Liste des tâches
- 1) D'après le texte fourni, pourquoi 46 % des Américains devront-ils désormais prendre un traitement contre l'hypertension ?
- 2) Poursuivez le texte fourni à partir de son dernier passage.
━━━━━ Texte fourni ━━━━━
Cette malchance géographique est aggravée par la tyrannie du marché qui impose le climato-scepticisme. Cette suprématie du business provoque également des catastrophes sanitaires de bien plus grande ampleur.  La misère physiologique des obèses n’est comparable à aucune autre. Les armes à feux provoquent la mort de  10 000 personnes chaque année et génèrent plus de 20 000 grands handicaps. La consommation massive de drogues est un fléau pour la santé cognitive. La dépendance aux opiacés de prescription médicale est un nouveau facteur de diminution de l’espérance de vie. Les nuisances chimiques et pharmaceutiques sont devenues l’une des premières causes de mortalité prématurée.

Devant cette débâcle sanitaire, il faut savoir prendre de grandes et bonnes décisions. Les autorités sanitaires viennent de baisser officiellement les seuils de diagnostic de l’hypertension artérielle et d’élargir le diagnostic de pré-hypertension. Ce sont désormais 46% des américains qui vont devoir prendre un traitement contre l’hypertension contre 32% avant 2019. Dans les années 1980-1990, les premiers abaissements des seuils avaient fait passer le nombre d’hypertendus de 9% à 32% de la population.

Les études indépendantes des bénéfices d’une telle mesure évaluent un gain sur la mortalité cardio-vasculaire de un pour mille à un pour dix-mille patients. Les plus pessimistes – disons plutôt les plus polémistes – parlent d’un effet négatif. 

Pour les laboratoires qui ont fait des études prospectives, cette décision officielle était  nécessaire pour la santé et l’espérance de vie des américains.

Sachons prendre modèle sur les experts américains de santé publique qui ont le sens de l’empathie et du devoir.

Référence

Devinettes et numéros discrets

jeudi 4 avril 2019

Première devinette.

Quelle est la maladie dont on parle tous les jours sur tous les médias, qui propose 25 millions d’entrées sur Google France, qui fait l’objet de dix-mille publications par an dans de grandes revues scientifiques, qui ne provoque aucun symptôme et pour laquelle aucun médicament n’a la moindre efficacité ?
━━━━━ Données brutes ━━━━━
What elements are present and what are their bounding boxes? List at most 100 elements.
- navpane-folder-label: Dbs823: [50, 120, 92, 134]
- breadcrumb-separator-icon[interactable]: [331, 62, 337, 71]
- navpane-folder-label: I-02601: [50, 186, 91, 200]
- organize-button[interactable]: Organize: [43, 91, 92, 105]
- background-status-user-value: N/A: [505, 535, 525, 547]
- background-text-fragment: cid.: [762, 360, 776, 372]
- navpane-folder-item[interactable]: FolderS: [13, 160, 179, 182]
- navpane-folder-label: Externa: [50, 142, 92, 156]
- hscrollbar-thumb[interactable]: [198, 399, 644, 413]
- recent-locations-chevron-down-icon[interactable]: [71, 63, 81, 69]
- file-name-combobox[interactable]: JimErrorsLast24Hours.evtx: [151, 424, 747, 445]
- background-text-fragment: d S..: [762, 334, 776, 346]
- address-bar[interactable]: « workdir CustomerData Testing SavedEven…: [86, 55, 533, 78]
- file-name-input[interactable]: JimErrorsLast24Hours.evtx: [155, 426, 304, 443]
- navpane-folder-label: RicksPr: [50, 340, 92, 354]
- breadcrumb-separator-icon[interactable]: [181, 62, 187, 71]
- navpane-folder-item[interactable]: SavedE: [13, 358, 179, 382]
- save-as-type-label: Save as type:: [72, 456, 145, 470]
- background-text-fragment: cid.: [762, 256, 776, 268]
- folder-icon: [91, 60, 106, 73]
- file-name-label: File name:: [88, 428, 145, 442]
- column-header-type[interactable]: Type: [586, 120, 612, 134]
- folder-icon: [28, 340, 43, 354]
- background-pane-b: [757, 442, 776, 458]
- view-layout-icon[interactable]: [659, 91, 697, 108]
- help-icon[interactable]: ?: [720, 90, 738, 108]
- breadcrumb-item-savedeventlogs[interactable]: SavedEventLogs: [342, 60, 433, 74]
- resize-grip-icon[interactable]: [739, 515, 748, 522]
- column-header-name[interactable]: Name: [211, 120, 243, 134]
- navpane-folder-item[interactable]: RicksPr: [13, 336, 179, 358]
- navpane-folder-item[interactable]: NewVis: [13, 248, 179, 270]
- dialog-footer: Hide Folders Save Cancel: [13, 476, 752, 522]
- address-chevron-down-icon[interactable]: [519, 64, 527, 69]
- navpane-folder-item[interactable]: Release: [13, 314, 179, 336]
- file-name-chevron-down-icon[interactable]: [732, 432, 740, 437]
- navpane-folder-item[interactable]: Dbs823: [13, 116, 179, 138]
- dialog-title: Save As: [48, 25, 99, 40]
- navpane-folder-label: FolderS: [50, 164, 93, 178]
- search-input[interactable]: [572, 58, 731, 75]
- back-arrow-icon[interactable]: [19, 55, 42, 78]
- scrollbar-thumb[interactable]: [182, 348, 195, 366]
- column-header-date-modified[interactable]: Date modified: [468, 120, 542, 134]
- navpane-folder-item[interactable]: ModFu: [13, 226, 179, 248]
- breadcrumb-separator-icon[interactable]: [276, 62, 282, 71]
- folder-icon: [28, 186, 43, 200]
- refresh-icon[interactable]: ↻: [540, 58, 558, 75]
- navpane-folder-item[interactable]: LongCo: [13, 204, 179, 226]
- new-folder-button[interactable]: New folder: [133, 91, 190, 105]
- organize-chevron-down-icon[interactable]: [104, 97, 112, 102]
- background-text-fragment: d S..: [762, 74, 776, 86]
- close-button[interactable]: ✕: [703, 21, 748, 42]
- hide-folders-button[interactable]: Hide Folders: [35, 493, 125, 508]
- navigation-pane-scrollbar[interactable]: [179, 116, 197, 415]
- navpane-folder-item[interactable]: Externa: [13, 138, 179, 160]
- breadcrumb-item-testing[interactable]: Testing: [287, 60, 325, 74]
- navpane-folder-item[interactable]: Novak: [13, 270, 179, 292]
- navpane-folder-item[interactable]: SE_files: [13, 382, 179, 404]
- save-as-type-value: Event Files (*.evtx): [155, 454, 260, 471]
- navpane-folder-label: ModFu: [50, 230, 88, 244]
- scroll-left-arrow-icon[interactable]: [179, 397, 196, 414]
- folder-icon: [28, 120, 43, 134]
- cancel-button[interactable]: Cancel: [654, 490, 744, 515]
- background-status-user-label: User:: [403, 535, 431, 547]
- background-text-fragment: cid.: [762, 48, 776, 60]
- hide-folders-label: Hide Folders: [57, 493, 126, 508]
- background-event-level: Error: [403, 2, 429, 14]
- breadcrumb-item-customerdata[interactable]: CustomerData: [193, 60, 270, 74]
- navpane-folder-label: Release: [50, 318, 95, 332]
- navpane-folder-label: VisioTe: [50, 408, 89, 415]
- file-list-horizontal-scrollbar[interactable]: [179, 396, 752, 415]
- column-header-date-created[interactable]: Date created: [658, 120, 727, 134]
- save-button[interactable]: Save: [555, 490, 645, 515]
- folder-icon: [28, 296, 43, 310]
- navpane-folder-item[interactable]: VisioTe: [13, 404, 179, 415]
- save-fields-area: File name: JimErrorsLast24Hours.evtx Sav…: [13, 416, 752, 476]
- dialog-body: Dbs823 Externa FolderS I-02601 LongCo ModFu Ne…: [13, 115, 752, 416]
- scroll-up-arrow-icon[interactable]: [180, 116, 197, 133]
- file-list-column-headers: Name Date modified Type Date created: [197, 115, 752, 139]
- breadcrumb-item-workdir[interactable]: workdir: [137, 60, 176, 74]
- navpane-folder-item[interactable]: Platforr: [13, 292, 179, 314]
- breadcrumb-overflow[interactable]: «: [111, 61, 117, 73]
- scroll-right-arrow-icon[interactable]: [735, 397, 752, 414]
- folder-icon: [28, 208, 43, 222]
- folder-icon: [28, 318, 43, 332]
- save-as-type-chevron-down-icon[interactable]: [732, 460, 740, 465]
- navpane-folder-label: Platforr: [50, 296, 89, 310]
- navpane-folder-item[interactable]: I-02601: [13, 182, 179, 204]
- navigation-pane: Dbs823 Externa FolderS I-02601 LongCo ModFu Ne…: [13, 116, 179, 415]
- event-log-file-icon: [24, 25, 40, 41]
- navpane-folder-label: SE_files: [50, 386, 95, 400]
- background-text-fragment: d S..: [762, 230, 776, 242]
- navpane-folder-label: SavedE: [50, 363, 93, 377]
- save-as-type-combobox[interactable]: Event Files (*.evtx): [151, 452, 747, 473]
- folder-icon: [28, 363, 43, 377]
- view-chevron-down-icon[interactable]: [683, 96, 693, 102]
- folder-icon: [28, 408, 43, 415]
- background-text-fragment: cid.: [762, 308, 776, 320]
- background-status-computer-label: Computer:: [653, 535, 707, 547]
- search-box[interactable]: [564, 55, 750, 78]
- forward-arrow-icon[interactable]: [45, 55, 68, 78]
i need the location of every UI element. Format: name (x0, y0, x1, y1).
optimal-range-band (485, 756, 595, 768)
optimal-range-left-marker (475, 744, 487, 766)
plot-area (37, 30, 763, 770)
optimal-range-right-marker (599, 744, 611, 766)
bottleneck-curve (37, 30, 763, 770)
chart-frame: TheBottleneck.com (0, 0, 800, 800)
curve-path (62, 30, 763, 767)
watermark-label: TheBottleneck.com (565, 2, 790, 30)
━━━━━
Réponses aux tâches
- 1) Les autorités sanitaires ont officiellement abaissé les seuils de diagnostic de l'hypertension artérielle et élargi le diagnostic de pré-hypertension. La part des Américains concernés par un traitement passe ainsi de 32 % avant 2019 à 46 %.

- 2)
Si vous répondez le diabète, vous êtes à la fois étourdi et perspicace. Etourdi comme la quasi-totalité des médecins, journalistes et patients qui ne savent pas que le mot diabète n’a aucune signification si l’on oublie de préciser de quel numéro il s’agit. Perspicace, car c’est bien du diabète de type 2 (DT2) dont il s’agit. Cependant, dans tous les cas, vous avez tort, car le DT2 n’est pas une maladie, c’est simplement un facteur de risque pour d’autres maladies. C’est même un facteur de risque plus facile à éliminer que beaucoup d’autres.

Deuxième devinette.

Pourquoi oublie-t-on toujours de mentionner le numéro qui fait la différence entre ce facteur de risque gérable et la maladie auto-immune irréversible et gravissime qu’est le diabète de type 1 (DT1) ?

La réponse exige ici témérité et nécessite des indices.

Premier indice. Pour faire disparaître le DT2, il faudrait réglementer sévèrement les sodas, l’automobile en ville, les distributeurs de sucreries, les écrans pour enfants, les aliments transformés, les escaliers roulants et tant d’autres succès de la technologie et moteurs de la croissance.

Deuxième indice. Les médicaments du DT2 ne changent rien au risque de mortalité, mais le leurre individuel permet d’éviter les affres économiques du premier indice.

Le troisième indice est lié aux gains faramineux du deuxième indice.

À ceux qui oseraient une réponse et proposeraient des solutions, il faudrait rappeler qu’aucun gouvernement au monde n’a encore imaginé de projet alternatif à la croissance.

On ne peut donc pas espérer mettre un terme prochain à la confusion entre DT1 et DT2.

Si je parle d’une science de faussaire, d’une terminologie trompeuse ou d’une médiatisation biaisée on m’accusera d’être un théoricien du complot.

Je devrai alors me contenter du principe de réalité en constatant que même la très austère HAS (Haute Autorité de Santé) ne parvient pas à la rigueur scientifique qui convient à ces deux diabètes si dissemblables, puisque le Conseil d’Etat a dû récemment abroger la fiche de transparence et les recommandations sur le DT2.

De quoi conclure que les numéros des diabètes seront discrètement oubliés pendant très longtemps et qu’il faudra plus longtemps encore pour oser affirmer que le numéro 2 n’est pas une maladie.